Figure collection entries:
——

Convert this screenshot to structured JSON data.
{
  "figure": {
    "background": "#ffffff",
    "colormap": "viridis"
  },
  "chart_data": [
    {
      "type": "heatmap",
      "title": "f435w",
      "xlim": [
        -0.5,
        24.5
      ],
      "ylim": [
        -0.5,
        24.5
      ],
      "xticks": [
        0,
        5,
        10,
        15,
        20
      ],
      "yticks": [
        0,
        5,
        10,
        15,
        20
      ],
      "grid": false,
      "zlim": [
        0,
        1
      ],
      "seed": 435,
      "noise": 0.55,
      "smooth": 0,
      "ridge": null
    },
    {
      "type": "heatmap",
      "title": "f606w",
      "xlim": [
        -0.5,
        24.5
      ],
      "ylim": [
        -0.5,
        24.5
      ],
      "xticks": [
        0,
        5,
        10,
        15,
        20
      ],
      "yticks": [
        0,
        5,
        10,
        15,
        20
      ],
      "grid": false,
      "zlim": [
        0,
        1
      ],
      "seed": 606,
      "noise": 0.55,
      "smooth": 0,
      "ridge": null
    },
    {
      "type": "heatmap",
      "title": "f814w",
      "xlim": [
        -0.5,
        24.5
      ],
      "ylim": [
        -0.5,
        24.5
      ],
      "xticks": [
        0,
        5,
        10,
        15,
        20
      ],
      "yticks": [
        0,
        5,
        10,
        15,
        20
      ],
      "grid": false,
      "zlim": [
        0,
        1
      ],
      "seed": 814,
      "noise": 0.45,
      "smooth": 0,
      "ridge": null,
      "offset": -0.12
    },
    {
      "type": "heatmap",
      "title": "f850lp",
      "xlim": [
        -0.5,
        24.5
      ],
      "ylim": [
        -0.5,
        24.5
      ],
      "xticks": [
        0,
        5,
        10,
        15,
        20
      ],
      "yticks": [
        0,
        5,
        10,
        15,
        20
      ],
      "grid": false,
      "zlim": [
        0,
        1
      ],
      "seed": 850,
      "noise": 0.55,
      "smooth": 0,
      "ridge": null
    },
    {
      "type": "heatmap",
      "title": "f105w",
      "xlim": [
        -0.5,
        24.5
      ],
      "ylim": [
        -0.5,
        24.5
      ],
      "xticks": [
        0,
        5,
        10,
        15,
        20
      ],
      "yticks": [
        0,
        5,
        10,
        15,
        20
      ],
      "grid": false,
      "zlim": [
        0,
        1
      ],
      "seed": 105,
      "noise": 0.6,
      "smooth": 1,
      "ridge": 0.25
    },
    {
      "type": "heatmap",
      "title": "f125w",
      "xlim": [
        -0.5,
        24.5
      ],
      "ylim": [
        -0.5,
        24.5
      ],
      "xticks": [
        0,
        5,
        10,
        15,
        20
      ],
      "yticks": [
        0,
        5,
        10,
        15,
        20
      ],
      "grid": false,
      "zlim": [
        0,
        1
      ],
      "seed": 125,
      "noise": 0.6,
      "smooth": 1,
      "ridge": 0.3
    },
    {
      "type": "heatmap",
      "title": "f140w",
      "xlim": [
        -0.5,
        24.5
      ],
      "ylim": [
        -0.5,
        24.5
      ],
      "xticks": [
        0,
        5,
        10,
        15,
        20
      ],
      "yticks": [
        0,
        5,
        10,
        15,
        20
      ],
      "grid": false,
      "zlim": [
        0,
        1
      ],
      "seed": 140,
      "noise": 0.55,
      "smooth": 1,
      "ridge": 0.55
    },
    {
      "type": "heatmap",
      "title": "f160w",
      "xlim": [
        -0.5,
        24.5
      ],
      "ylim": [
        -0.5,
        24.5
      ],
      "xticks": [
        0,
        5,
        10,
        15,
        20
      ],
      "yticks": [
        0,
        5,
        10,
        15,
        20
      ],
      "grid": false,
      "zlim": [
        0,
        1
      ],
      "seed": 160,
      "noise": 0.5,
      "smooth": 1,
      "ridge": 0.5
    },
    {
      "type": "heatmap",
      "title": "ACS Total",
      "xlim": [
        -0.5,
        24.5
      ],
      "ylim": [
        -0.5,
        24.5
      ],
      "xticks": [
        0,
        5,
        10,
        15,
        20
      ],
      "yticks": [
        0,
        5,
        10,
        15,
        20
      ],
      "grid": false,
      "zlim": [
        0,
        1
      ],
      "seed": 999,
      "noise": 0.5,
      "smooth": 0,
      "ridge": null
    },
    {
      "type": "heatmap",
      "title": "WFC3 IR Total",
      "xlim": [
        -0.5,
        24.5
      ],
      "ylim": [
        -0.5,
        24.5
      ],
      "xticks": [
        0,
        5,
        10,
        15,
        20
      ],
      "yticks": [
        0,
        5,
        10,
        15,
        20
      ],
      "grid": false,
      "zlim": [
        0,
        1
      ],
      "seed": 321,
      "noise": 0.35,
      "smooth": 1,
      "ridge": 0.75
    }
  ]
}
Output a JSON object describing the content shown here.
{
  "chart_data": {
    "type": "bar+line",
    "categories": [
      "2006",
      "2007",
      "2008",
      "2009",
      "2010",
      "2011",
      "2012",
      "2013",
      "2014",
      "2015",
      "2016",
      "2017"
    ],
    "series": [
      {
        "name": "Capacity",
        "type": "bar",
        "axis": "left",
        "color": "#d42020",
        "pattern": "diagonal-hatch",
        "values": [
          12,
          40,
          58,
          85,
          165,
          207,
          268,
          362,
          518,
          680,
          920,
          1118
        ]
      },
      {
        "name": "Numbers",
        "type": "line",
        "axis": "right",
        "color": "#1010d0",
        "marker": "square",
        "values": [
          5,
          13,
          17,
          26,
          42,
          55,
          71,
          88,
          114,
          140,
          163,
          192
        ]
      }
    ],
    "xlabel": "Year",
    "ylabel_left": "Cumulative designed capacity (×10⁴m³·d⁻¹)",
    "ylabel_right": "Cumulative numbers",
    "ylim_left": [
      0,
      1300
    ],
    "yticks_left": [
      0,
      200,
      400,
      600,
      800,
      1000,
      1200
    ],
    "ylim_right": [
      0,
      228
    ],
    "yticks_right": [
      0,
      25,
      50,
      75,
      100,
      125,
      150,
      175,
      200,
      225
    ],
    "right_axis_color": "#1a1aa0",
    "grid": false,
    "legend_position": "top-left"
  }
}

——

**WORK TO DO:**
Give the number of lines above that hold the word "Cumulative", and nothing more.

**EXPECTED OUTPUT:**
2